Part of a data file
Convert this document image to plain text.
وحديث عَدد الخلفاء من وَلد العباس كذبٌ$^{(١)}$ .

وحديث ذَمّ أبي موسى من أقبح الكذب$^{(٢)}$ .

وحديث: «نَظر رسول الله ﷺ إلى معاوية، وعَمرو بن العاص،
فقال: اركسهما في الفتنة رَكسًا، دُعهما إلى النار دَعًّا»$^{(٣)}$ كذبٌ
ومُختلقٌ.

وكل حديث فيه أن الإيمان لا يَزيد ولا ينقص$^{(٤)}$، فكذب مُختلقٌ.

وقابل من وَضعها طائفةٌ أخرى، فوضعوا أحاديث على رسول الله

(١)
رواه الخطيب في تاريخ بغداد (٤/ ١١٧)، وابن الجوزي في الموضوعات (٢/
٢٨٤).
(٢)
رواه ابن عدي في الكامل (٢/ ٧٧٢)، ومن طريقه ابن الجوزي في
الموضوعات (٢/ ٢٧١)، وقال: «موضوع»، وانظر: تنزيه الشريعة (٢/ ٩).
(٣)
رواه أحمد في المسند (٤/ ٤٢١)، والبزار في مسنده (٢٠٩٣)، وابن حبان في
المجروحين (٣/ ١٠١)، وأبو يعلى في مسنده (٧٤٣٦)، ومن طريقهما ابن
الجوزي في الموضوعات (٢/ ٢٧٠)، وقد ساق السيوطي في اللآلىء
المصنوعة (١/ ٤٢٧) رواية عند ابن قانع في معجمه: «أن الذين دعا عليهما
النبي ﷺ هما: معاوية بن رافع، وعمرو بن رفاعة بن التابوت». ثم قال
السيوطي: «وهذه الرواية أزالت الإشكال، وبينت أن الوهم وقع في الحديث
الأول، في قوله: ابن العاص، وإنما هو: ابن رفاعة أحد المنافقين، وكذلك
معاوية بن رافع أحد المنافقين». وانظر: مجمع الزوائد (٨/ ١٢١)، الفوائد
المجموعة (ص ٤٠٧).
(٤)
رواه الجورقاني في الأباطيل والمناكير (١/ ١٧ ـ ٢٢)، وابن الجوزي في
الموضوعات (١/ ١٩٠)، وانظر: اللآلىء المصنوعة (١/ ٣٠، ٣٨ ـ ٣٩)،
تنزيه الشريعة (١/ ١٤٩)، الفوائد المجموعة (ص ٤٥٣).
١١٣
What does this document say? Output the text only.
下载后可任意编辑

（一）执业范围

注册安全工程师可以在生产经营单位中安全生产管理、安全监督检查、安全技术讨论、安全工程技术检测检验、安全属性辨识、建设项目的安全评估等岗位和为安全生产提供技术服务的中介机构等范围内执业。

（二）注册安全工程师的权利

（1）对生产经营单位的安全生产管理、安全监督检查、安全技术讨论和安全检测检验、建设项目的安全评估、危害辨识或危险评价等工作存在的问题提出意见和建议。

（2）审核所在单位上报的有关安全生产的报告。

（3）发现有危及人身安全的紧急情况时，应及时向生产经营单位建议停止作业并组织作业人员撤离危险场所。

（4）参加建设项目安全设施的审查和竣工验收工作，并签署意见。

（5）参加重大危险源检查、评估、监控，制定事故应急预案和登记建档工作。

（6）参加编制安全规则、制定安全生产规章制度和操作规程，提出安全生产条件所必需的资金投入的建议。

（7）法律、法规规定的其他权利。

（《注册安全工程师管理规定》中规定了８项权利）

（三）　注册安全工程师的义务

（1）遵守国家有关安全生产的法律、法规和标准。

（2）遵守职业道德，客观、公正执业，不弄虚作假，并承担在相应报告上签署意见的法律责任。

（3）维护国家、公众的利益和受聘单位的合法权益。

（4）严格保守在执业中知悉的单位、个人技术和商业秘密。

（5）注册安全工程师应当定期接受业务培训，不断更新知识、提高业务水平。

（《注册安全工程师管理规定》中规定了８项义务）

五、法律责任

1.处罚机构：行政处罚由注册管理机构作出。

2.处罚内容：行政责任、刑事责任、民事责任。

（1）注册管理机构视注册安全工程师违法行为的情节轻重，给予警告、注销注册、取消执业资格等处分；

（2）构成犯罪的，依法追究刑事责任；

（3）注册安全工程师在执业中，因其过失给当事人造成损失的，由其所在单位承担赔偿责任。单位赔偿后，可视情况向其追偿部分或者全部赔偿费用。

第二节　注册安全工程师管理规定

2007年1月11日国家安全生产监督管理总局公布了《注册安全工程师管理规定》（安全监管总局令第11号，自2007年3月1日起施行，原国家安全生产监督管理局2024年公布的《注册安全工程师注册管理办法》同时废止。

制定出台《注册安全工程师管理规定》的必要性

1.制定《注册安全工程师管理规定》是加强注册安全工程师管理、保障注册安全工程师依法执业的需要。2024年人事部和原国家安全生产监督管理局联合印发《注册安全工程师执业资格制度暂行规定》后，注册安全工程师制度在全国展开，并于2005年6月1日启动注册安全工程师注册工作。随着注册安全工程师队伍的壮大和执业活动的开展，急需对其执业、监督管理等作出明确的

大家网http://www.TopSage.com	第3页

[What you are asked to do]:
Identify which lines contain the word "الجوزي" and copy each one.

[Answer to this task]:
رواه الخطيب في تاريخ بغداد (٤/ ١١٧)، وابن الجوزي في الموضوعات (٢/
رواه ابن عدي في الكامل (٢/ ٧٧٢)، ومن طريقه ابن الجوزي في
الجوزي في الموضوعات (٢/ ٢٧٠)، وقد ساق السيوطي في اللآلىء
رواه الجورقاني في الأباطيل والمناكير (١/ ١٧ ـ ٢٢)، وابن الجوزي في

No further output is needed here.